- _EXERCISE DESCRIPTION_
Each entry below should be returned exactly as is, with the pictures removed.

- _RECORD EXCERPTS_
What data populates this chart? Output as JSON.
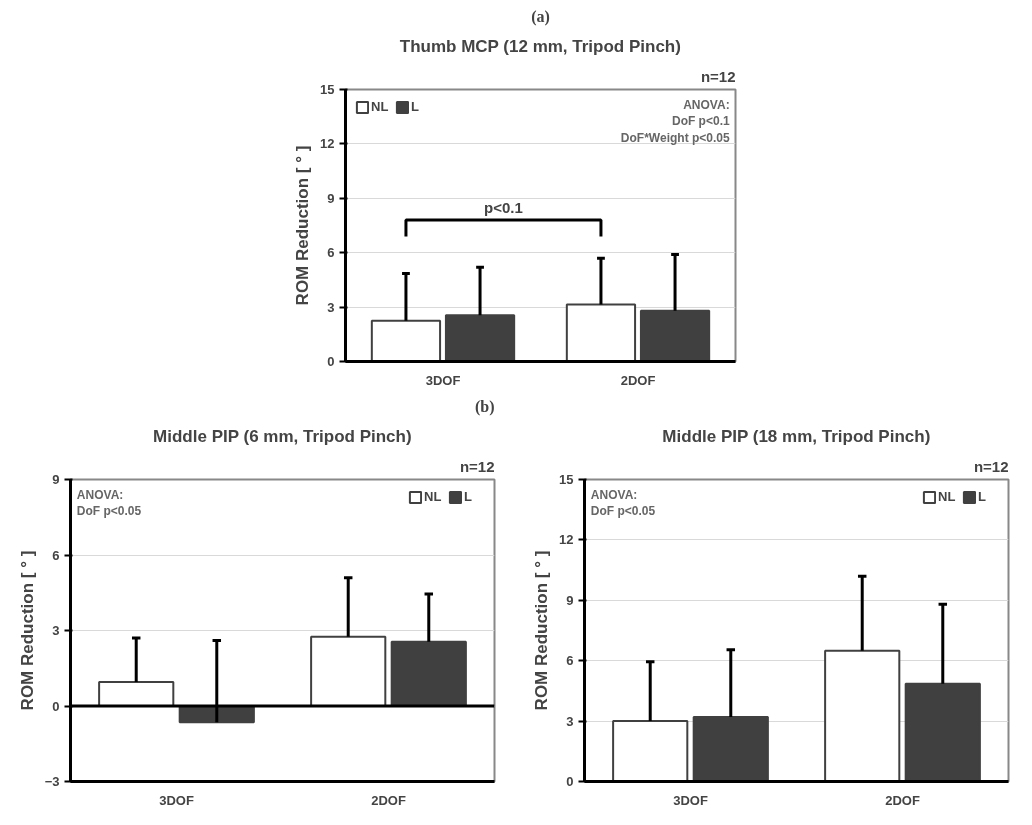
{
  "chart_data": [
    {
      "type": "bar",
      "title": "(a)",
      "subtitle": "Thumb MCP (12 mm, Tripod Pinch)",
      "ylabel": "ROM Reduction [ ° ]",
      "categories": [
        "3DOF",
        "2DOF"
      ],
      "ylim": [
        0,
        15
      ],
      "yticks": [
        0,
        3,
        6,
        9,
        12,
        15
      ],
      "grid": "y",
      "legend": "top left",
      "series": [
        {
          "name": "NL",
          "color": "#ffffff",
          "values": [
            2.25,
            3.15
          ],
          "errors": [
            [
              2.25,
              4.85
            ],
            [
              3.15,
              5.7
            ]
          ]
        },
        {
          "name": "L",
          "color": "#404040",
          "values": [
            2.55,
            2.8
          ],
          "errors": [
            [
              2.55,
              5.2
            ],
            [
              2.8,
              5.9
            ]
          ]
        }
      ],
      "annotations": [
        "n=12",
        "ANOVA:\nDoF p<0.1\nDoF*Weight p<0.05",
        "p<0.1"
      ]
    },
    {
      "type": "bar",
      "title": "(b)",
      "subtitle": "Middle PIP (6 mm, Tripod Pinch)",
      "ylabel": "ROM Reduction [ ° ]",
      "categories": [
        "3DOF",
        "2DOF"
      ],
      "ylim": [
        -3,
        9
      ],
      "yticks": [
        -3,
        0,
        3,
        6,
        9
      ],
      "grid": "y",
      "legend": "top right",
      "series": [
        {
          "name": "NL",
          "color": "#ffffff",
          "values": [
            0.95,
            2.75
          ],
          "errors": [
            [
              0.95,
              2.7
            ],
            [
              2.75,
              5.1
            ]
          ]
        },
        {
          "name": "L",
          "color": "#404040",
          "values": [
            -0.65,
            2.55
          ],
          "errors": [
            [
              -0.65,
              2.6
            ],
            [
              2.55,
              4.45
            ]
          ]
        }
      ],
      "annotations": [
        "n=12",
        "ANOVA:\nDoF p<0.05"
      ]
    },
    {
      "type": "bar",
      "subtitle": "Middle PIP (18 mm, Tripod Pinch)",
      "ylabel": "ROM Reduction [ ° ]",
      "categories": [
        "3DOF",
        "2DOF"
      ],
      "ylim": [
        0,
        15
      ],
      "yticks": [
        0,
        3,
        6,
        9,
        12,
        15
      ],
      "grid": "y",
      "legend": "top right",
      "series": [
        {
          "name": "NL",
          "color": "#ffffff",
          "values": [
            3.0,
            6.5
          ],
          "errors": [
            [
              3.0,
              5.95
            ],
            [
              6.5,
              10.2
            ]
          ]
        },
        {
          "name": "L",
          "color": "#404040",
          "values": [
            3.2,
            4.85
          ],
          "errors": [
            [
              3.2,
              6.55
            ],
            [
              4.85,
              8.8
            ]
          ]
        }
      ],
      "annotations": [
        "n=12",
        "ANOVA:\nDoF p<0.05"
      ]
    }
  ]
}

- _COMPLETE OUTPUT_
What data populates this chart? Output as JSON.
{
  "chart_data": [
    {
      "type": "bar",
      "title": "(a)",
      "subtitle": "Thumb MCP (12 mm, Tripod Pinch)",
      "ylabel": "ROM Reduction [ ° ]",
      "categories": [
        "3DOF",
        "2DOF"
      ],
      "ylim": [
        0,
        15
      ],
      "yticks": [
        0,
        3,
        6,
        9,
        12,
        15
      ],
      "grid": "y",
      "legend": "top left",
      "series": [
        {
          "name": "NL",
          "color": "#ffffff",
          "values": [
            2.25,
            3.15
          ],
          "errors": [
            [
              2.25,
              4.85
            ],
            [
              3.15,
              5.7
            ]
          ]
        },
        {
          "name": "L",
          "color": "#404040",
          "values": [
            2.55,
            2.8
          ],
          "errors": [
            [
              2.55,
              5.2
            ],
            [
              2.8,
              5.9
            ]
          ]
        }
      ],
      "annotations": [
        "n=12",
        "ANOVA:\nDoF p<0.1\nDoF*Weight p<0.05",
        "p<0.1"
      ]
    },
    {
      "type": "bar",
      "title": "(b)",
      "subtitle": "Middle PIP (6 mm, Tripod Pinch)",
      "ylabel": "ROM Reduction [ ° ]",
      "categories": [
        "3DOF",
        "2DOF"
      ],
      "ylim": [
        -3,
        9
      ],
      "yticks": [
        -3,
        0,
        3,
        6,
        9
      ],
      "grid": "y",
      "legend": "top right",
      "series": [
        {
          "name": "NL",
          "color": "#ffffff",
          "values": [
            0.95,
            2.75
          ],
          "errors": [
            [
              0.95,
              2.7
            ],
            [
              2.75,
              5.1
            ]
          ]
        },
        {
          "name": "L",
          "color": "#404040",
          "values": [
            -0.65,
            2.55
          ],
          "errors": [
            [
              -0.65,
              2.6
            ],
            [
              2.55,
              4.45
            ]
          ]
        }
      ],
      "annotations": [
        "n=12",
        "ANOVA:\nDoF p<0.05"
      ]
    },
    {
      "type": "bar",
      "subtitle": "Middle PIP (18 mm, Tripod Pinch)",
      "ylabel": "ROM Reduction [ ° ]",
      "categories": [
        "3DOF",
        "2DOF"
      ],
      "ylim": [
        0,
        15
      ],
      "yticks": [
        0,
        3,
        6,
        9,
        12,
        15
      ],
      "grid": "y",
      "legend": "top right",
      "series": [
        {
          "name": "NL",
          "color": "#ffffff",
          "values": [
            3.0,
            6.5
          ],
          "errors": [
            [
              3.0,
              5.95
            ],
            [
              6.5,
              10.2
            ]
          ]
        },
        {
          "name": "L",
          "color": "#404040",
          "values": [
            3.2,
            4.85
          ],
          "errors": [
            [
              3.2,
              6.55
            ],
            [
              4.85,
              8.8
            ]
          ]
        }
      ],
      "annotations": [
        "n=12",
        "ANOVA:\nDoF p<0.05"
      ]
    }
  ]
}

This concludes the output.